■ Do this
From the listing below, pull out every line where the string "image" appears.

* start *

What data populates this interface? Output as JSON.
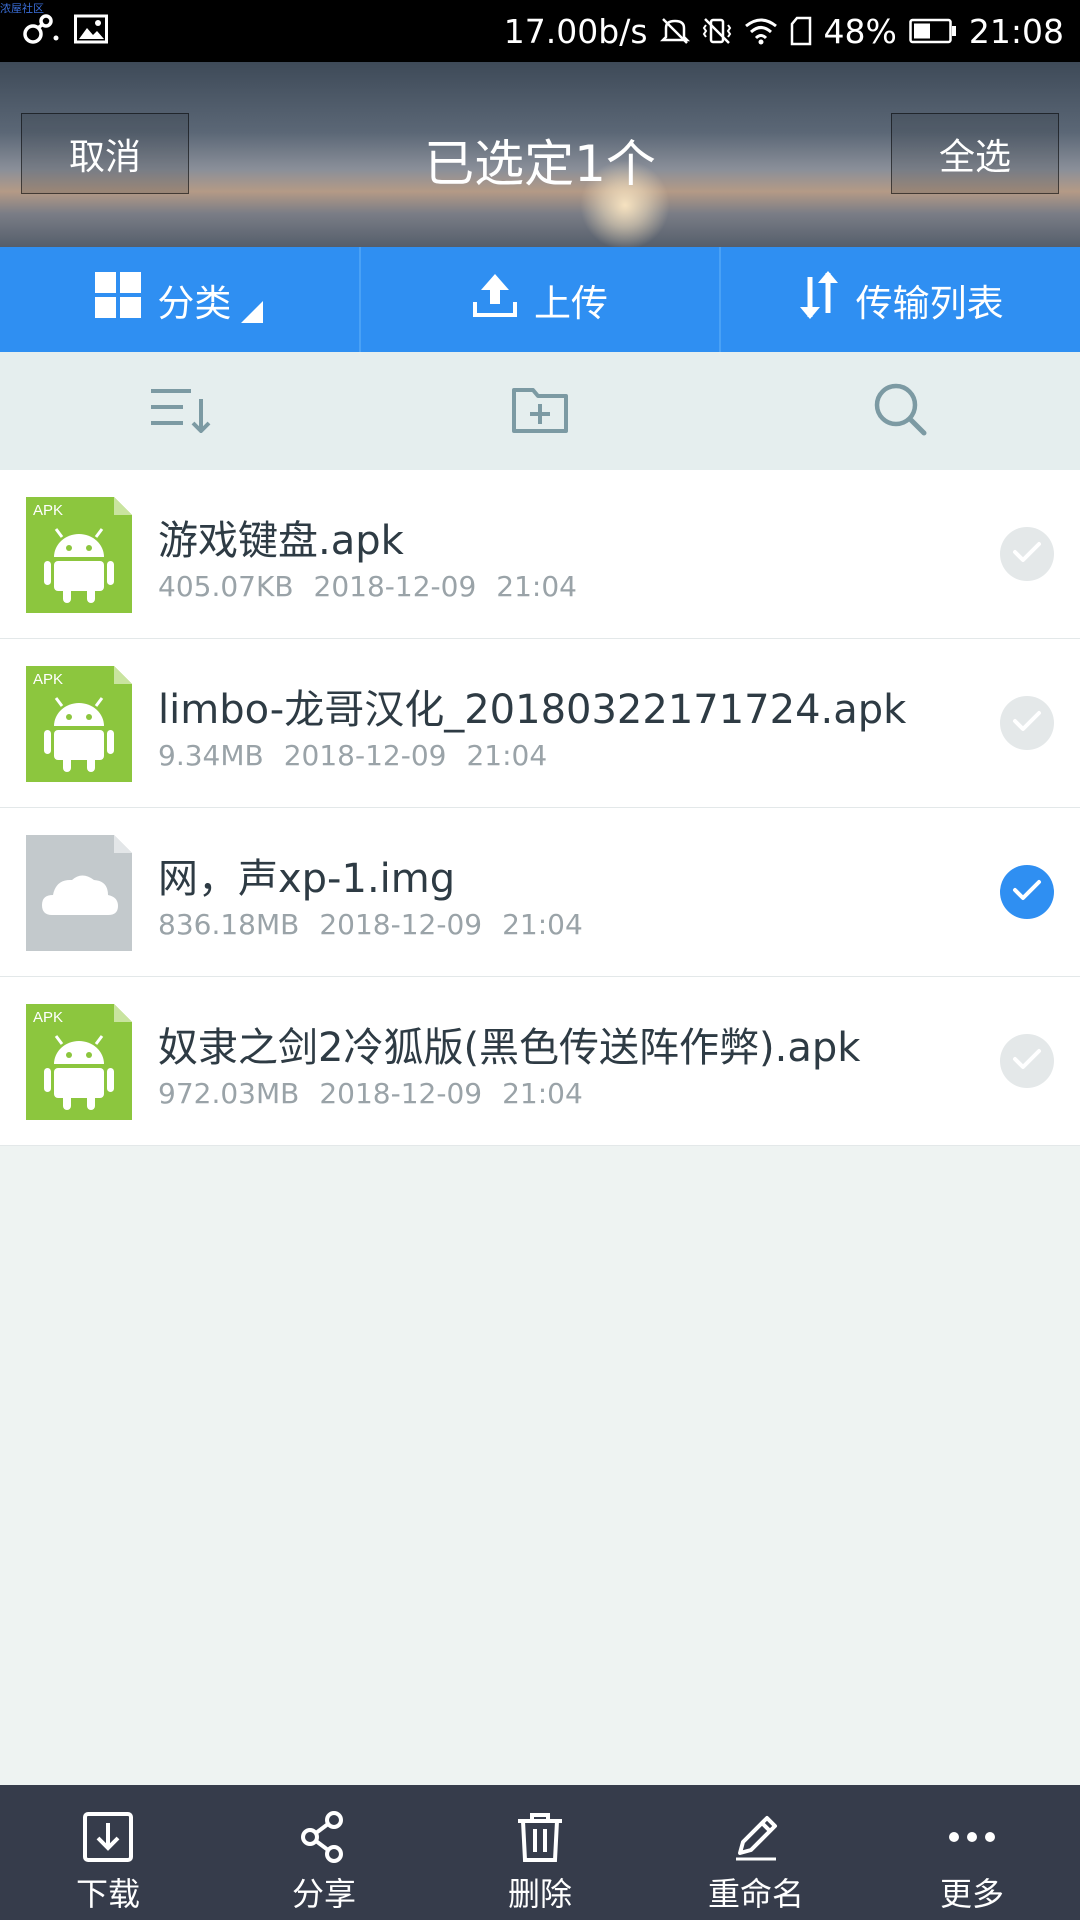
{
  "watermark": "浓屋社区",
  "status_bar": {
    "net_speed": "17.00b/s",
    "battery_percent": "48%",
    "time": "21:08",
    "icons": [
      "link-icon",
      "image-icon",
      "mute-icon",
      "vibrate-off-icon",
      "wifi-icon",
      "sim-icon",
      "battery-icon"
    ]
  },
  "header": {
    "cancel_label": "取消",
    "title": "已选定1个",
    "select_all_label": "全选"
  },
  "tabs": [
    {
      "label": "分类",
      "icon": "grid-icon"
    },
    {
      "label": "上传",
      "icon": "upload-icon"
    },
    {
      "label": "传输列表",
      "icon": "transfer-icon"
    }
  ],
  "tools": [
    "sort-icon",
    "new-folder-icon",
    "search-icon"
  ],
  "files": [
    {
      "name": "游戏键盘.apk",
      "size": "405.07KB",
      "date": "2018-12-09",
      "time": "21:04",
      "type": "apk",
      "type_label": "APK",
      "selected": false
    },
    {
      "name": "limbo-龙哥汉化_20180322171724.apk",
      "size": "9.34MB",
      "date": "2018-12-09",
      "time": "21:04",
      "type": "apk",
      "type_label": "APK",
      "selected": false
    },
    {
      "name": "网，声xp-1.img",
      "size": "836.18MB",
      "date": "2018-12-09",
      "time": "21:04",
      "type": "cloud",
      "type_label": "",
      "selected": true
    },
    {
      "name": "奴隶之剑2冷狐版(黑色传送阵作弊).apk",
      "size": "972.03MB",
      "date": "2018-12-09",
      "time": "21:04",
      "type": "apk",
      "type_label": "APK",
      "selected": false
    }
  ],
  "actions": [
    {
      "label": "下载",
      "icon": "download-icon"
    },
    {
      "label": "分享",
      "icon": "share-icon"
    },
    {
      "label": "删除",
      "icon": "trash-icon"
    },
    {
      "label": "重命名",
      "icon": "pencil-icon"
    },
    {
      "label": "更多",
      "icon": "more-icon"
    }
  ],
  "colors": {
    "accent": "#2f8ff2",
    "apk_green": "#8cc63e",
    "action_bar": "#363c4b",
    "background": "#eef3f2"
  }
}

* end *
* start *

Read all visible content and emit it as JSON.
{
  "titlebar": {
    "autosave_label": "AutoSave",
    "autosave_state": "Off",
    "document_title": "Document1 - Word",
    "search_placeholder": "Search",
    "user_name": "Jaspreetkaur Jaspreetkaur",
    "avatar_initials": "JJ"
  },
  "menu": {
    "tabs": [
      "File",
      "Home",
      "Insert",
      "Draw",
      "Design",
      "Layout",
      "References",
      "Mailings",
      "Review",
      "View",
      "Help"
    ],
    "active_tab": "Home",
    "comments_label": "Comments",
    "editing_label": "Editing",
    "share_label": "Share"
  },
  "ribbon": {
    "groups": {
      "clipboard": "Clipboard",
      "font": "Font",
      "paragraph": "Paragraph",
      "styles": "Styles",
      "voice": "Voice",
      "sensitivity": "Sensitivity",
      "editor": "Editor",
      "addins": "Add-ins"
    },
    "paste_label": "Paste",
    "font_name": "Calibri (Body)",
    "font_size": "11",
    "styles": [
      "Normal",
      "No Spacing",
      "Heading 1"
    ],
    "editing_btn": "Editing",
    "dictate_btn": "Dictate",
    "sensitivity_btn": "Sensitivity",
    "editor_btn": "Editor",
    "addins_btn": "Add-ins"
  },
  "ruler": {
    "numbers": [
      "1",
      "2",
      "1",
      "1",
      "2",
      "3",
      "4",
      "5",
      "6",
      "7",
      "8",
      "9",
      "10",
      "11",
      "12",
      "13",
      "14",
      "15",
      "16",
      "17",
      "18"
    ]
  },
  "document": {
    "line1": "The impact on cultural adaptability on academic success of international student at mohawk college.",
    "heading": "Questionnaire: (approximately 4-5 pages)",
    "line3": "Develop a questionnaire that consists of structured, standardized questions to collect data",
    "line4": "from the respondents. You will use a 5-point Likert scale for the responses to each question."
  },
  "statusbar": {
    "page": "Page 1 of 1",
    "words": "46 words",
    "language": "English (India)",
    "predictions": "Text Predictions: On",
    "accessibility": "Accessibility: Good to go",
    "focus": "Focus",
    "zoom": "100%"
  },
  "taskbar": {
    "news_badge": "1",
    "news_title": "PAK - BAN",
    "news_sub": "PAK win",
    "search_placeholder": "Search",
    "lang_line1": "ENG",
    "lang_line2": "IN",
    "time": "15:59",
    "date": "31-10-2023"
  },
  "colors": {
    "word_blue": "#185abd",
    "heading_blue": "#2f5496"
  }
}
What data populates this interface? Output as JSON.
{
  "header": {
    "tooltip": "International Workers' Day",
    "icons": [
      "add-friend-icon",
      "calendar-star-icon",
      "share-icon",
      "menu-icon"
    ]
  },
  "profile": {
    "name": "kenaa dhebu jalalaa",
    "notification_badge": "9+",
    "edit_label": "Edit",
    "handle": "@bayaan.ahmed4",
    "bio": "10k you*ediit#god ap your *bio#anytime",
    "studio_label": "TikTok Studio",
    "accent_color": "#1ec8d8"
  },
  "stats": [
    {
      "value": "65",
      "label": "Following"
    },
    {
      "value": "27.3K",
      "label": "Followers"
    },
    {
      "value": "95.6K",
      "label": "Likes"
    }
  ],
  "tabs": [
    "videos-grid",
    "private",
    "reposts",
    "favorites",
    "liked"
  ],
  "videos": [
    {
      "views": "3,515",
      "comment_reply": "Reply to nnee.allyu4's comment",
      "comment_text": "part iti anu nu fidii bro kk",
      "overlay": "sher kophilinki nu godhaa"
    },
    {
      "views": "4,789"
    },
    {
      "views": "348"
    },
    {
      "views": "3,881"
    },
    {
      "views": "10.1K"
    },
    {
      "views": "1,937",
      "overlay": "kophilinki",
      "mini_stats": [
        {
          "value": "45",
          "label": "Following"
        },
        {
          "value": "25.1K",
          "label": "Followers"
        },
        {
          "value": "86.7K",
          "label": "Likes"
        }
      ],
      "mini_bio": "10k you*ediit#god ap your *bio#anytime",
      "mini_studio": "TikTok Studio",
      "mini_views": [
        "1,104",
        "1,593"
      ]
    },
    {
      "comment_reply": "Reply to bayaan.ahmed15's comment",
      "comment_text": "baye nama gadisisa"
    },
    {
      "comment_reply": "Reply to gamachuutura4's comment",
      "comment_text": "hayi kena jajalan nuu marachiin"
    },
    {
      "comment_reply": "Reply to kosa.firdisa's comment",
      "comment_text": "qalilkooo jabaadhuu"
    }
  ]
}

* end *
* start *

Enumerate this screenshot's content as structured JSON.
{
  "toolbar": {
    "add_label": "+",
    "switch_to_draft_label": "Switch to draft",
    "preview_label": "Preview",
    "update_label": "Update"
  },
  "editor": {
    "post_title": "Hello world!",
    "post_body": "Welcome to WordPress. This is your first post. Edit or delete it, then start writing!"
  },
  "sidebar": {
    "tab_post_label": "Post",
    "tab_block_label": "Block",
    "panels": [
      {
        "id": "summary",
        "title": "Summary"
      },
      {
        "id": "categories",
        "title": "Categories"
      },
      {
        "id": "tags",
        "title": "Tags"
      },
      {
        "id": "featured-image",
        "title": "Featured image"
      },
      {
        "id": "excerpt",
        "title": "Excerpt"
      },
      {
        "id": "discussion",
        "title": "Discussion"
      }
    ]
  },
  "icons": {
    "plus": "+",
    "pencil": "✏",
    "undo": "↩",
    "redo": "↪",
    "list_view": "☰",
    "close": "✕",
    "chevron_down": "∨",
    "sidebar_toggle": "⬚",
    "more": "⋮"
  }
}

* end *

■ The solution
      "image-icon",
        "id": "featured-image",
        "title": "Featured image"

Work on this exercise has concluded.